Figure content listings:
>>
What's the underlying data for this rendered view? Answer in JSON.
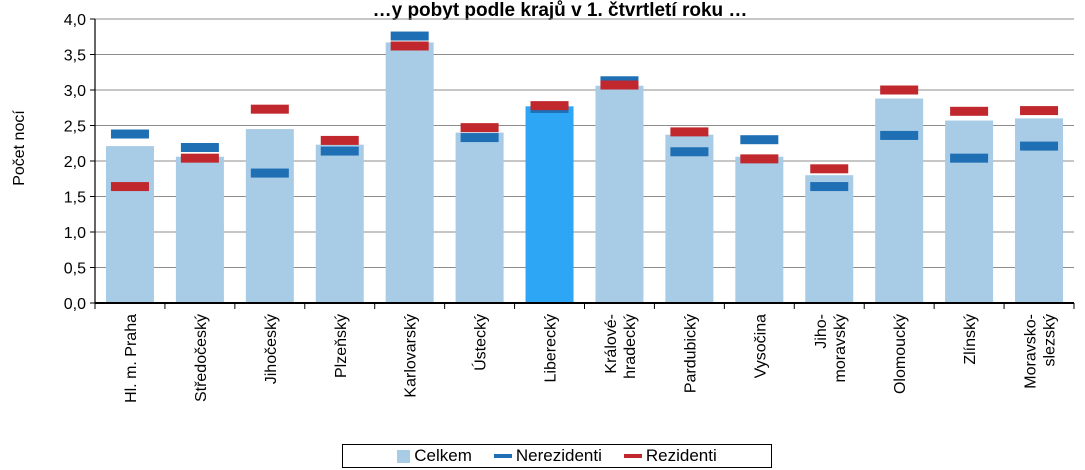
{
  "chart_data": {
    "type": "bar",
    "title": "…y pobyt podle krajů v 1. čtvrtletí roku …",
    "ylabel": "Počet nocí",
    "ylim": [
      0,
      4.0
    ],
    "yticks": [
      "0,0",
      "0,5",
      "1,0",
      "1,5",
      "2,0",
      "2,5",
      "3,0",
      "3,5",
      "4,0"
    ],
    "categories": [
      [
        "Hl. m. Praha"
      ],
      [
        "Středočeský"
      ],
      [
        "Jihočeský"
      ],
      [
        "Plzeňský"
      ],
      [
        "Karlovarský"
      ],
      [
        "Ústecký"
      ],
      [
        "Liberecký"
      ],
      [
        "Králové-",
        "hradecký"
      ],
      [
        "Pardubický"
      ],
      [
        "Vysočina"
      ],
      [
        "Jiho-",
        "moravský"
      ],
      [
        "Olomoucký"
      ],
      [
        "Zlínský"
      ],
      [
        "Moravsko-",
        "slezský"
      ]
    ],
    "highlight_index": 6,
    "series": [
      {
        "name": "Celkem",
        "kind": "bar",
        "color": "#a8cbe6",
        "values": [
          2.21,
          2.06,
          2.45,
          2.23,
          3.67,
          2.4,
          2.77,
          3.06,
          2.37,
          2.06,
          1.8,
          2.88,
          2.57,
          2.6
        ]
      },
      {
        "name": "Nerezidenti",
        "kind": "marker",
        "color": "#1f6fb4",
        "values": [
          2.38,
          2.19,
          1.83,
          2.14,
          3.76,
          2.33,
          2.74,
          3.13,
          2.13,
          2.3,
          1.64,
          2.36,
          2.04,
          2.21
        ]
      },
      {
        "name": "Rezidenti",
        "kind": "marker",
        "color": "#c0282e",
        "values": [
          1.64,
          2.04,
          2.73,
          2.29,
          3.62,
          2.47,
          2.78,
          3.07,
          2.41,
          2.03,
          1.89,
          3.0,
          2.7,
          2.71
        ]
      }
    ],
    "highlight_color": "#2ea6f6",
    "legend_position": "bottom"
  }
}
<<
Short problem
Transcribe the whole listing exactly. Pictures stay out of your copy.

The answer
What's the underlying data for this rendered view? Answer in JSON.
{
  "chart_data": {
    "type": "bar",
    "title": "…y pobyt podle krajů v 1. čtvrtletí roku …",
    "ylabel": "Počet nocí",
    "ylim": [
      0,
      4.0
    ],
    "yticks": [
      "0,0",
      "0,5",
      "1,0",
      "1,5",
      "2,0",
      "2,5",
      "3,0",
      "3,5",
      "4,0"
    ],
    "categories": [
      [
        "Hl. m. Praha"
      ],
      [
        "Středočeský"
      ],
      [
        "Jihočeský"
      ],
      [
        "Plzeňský"
      ],
      [
        "Karlovarský"
      ],
      [
        "Ústecký"
      ],
      [
        "Liberecký"
      ],
      [
        "Králové-",
        "hradecký"
      ],
      [
        "Pardubický"
      ],
      [
        "Vysočina"
      ],
      [
        "Jiho-",
        "moravský"
      ],
      [
        "Olomoucký"
      ],
      [
        "Zlínský"
      ],
      [
        "Moravsko-",
        "slezský"
      ]
    ],
    "highlight_index": 6,
    "series": [
      {
        "name": "Celkem",
        "kind": "bar",
        "color": "#a8cbe6",
        "values": [
          2.21,
          2.06,
          2.45,
          2.23,
          3.67,
          2.4,
          2.77,
          3.06,
          2.37,
          2.06,
          1.8,
          2.88,
          2.57,
          2.6
        ]
      },
      {
        "name": "Nerezidenti",
        "kind": "marker",
        "color": "#1f6fb4",
        "values": [
          2.38,
          2.19,
          1.83,
          2.14,
          3.76,
          2.33,
          2.74,
          3.13,
          2.13,
          2.3,
          1.64,
          2.36,
          2.04,
          2.21
        ]
      },
      {
        "name": "Rezidenti",
        "kind": "marker",
        "color": "#c0282e",
        "values": [
          1.64,
          2.04,
          2.73,
          2.29,
          3.62,
          2.47,
          2.78,
          3.07,
          2.41,
          2.03,
          1.89,
          3.0,
          2.7,
          2.71
        ]
      }
    ],
    "highlight_color": "#2ea6f6",
    "legend_position": "bottom"
  }
}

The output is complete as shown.